◆ **Your objective**: Return all lines with the word "products" in them.

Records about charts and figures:
[start]

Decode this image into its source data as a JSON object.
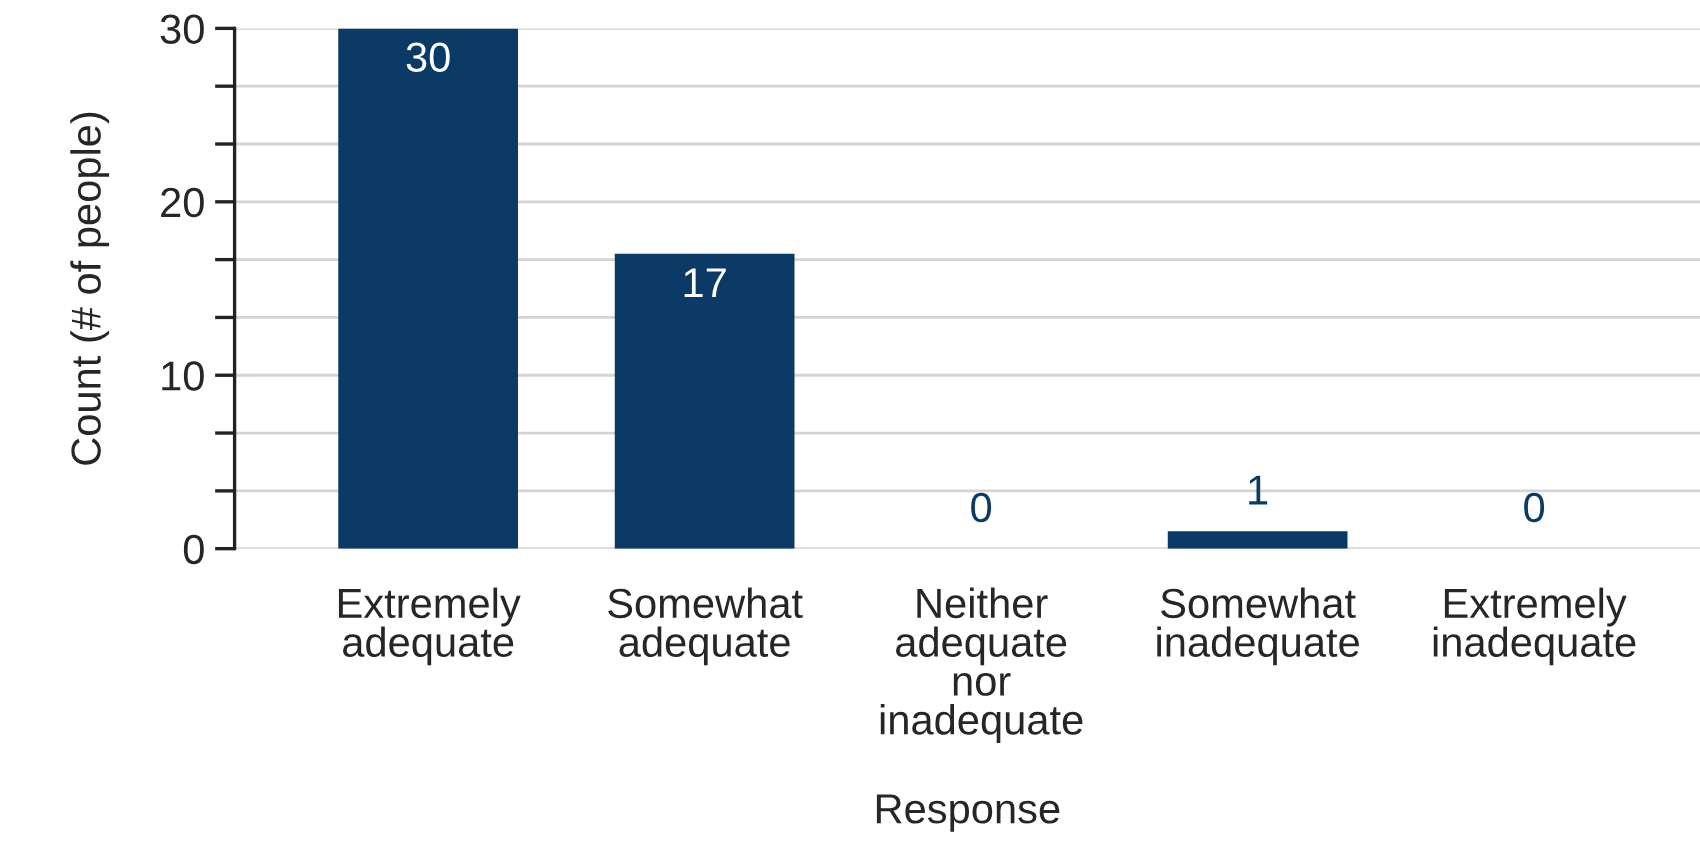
{
  "chart_data": {
    "type": "bar",
    "xlabel": "Response",
    "ylabel": "Count (# of people)",
    "categories": [
      "Extremely\nadequate",
      "Somewhat\nadequate",
      "Neither\nadequate\nnor\ninadequate",
      "Somewhat\ninadequate",
      "Extremely\ninadequate"
    ],
    "values": [
      30,
      17,
      0,
      1,
      0
    ],
    "color": "#0b3a66",
    "ylim": [
      0,
      30
    ],
    "yticks": [
      0,
      {
        "value": 3.333,
        "label": null
      },
      {
        "value": 6.667,
        "label": null
      },
      10,
      {
        "value": 13.333,
        "label": null
      },
      {
        "value": 16.667,
        "label": null
      },
      20,
      {
        "value": 23.333,
        "label": null
      },
      {
        "value": 26.667,
        "label": null
      },
      30
    ],
    "grid": "y",
    "data_labels": true
  }
}
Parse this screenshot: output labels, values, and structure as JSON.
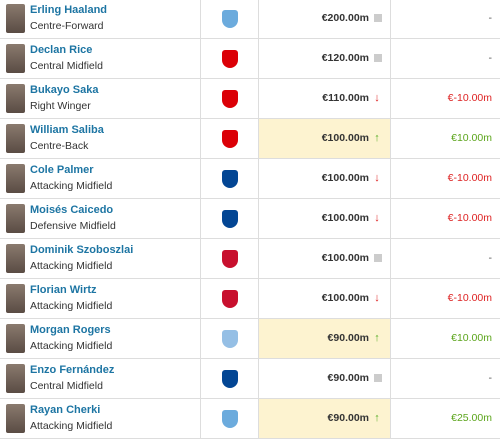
{
  "table": {
    "rows": [
      {
        "name": "Erling Haaland",
        "position": "Centre-Forward",
        "value": "€200.00m",
        "trend": "none",
        "change": "-",
        "crest_color": "#6cabdd"
      },
      {
        "name": "Declan Rice",
        "position": "Central Midfield",
        "value": "€120.00m",
        "trend": "none",
        "change": "-",
        "crest_color": "#db0007"
      },
      {
        "name": "Bukayo Saka",
        "position": "Right Winger",
        "value": "€110.00m",
        "trend": "down",
        "change": "€-10.00m",
        "crest_color": "#db0007"
      },
      {
        "name": "William Saliba",
        "position": "Centre-Back",
        "value": "€100.00m",
        "trend": "up",
        "change": "€10.00m",
        "crest_color": "#db0007"
      },
      {
        "name": "Cole Palmer",
        "position": "Attacking Midfield",
        "value": "€100.00m",
        "trend": "down",
        "change": "€-10.00m",
        "crest_color": "#034694"
      },
      {
        "name": "Moisés Caicedo",
        "position": "Defensive Midfield",
        "value": "€100.00m",
        "trend": "down",
        "change": "€-10.00m",
        "crest_color": "#034694"
      },
      {
        "name": "Dominik Szoboszlai",
        "position": "Attacking Midfield",
        "value": "€100.00m",
        "trend": "none",
        "change": "-",
        "crest_color": "#c8102e"
      },
      {
        "name": "Florian Wirtz",
        "position": "Attacking Midfield",
        "value": "€100.00m",
        "trend": "down",
        "change": "€-10.00m",
        "crest_color": "#c8102e"
      },
      {
        "name": "Morgan Rogers",
        "position": "Attacking Midfield",
        "value": "€90.00m",
        "trend": "up",
        "change": "€10.00m",
        "crest_color": "#95bfe5"
      },
      {
        "name": "Enzo Fernández",
        "position": "Central Midfield",
        "value": "€90.00m",
        "trend": "none",
        "change": "-",
        "crest_color": "#034694"
      },
      {
        "name": "Rayan Cherki",
        "position": "Attacking Midfield",
        "value": "€90.00m",
        "trend": "up",
        "change": "€25.00m",
        "crest_color": "#6cabdd"
      }
    ]
  }
}
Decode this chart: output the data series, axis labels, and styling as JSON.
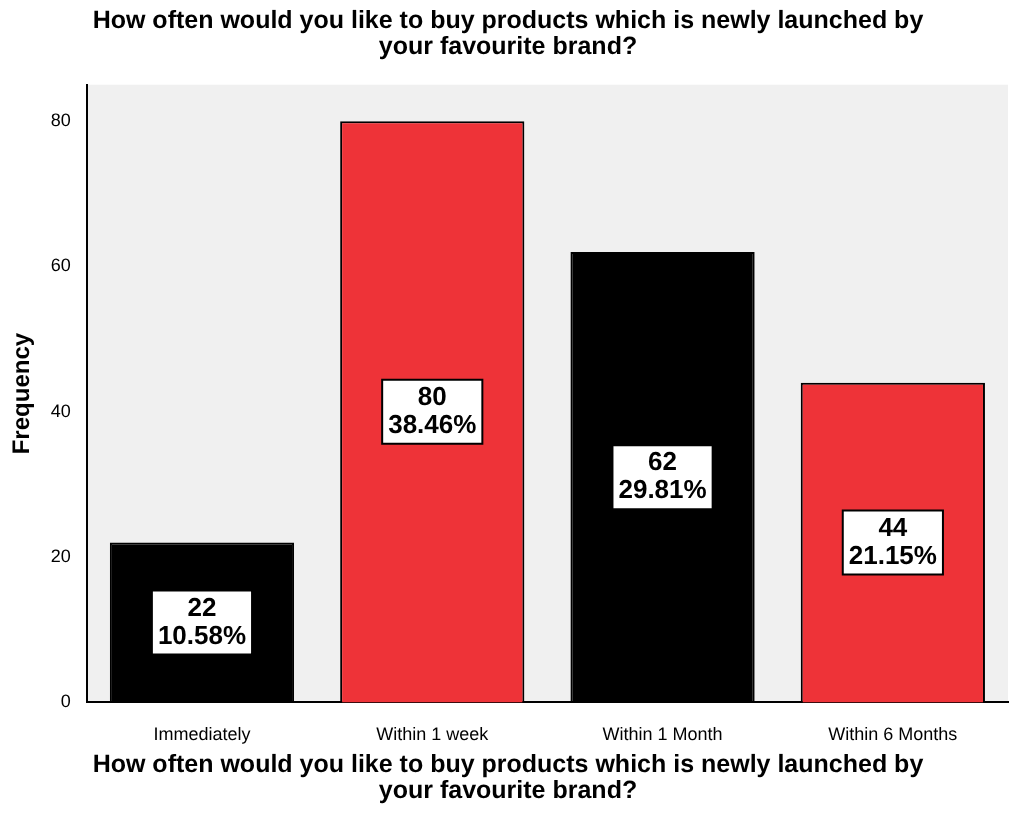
{
  "chart_data": {
    "type": "bar",
    "title": "How often would you like to buy products which is newly launched by your favourite brand?",
    "xlabel": "How often would you like to buy products which is newly launched by your favourite brand?",
    "ylabel": "Frequency",
    "categories": [
      "Immediately",
      "Within 1 week",
      "Within 1 Month",
      "Within 6 Months"
    ],
    "values": [
      22,
      80,
      62,
      44
    ],
    "colors": [
      "#000000",
      "#ee3338",
      "#000000",
      "#ee3338"
    ],
    "value_labels": [
      "22\n10.58%",
      "80\n38.46%",
      "62\n29.81%",
      "44\n21.15%"
    ],
    "ylim": [
      0,
      85
    ],
    "yticks": [
      0,
      20,
      40,
      60,
      80
    ],
    "grid": false,
    "legend": false
  }
}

[end]

◆ **Result below**:
    "title": "How often would you like to buy products which is newly launched by your favourite brand?",
    "xlabel": "How often would you like to buy products which is newly launched by your favourite brand?",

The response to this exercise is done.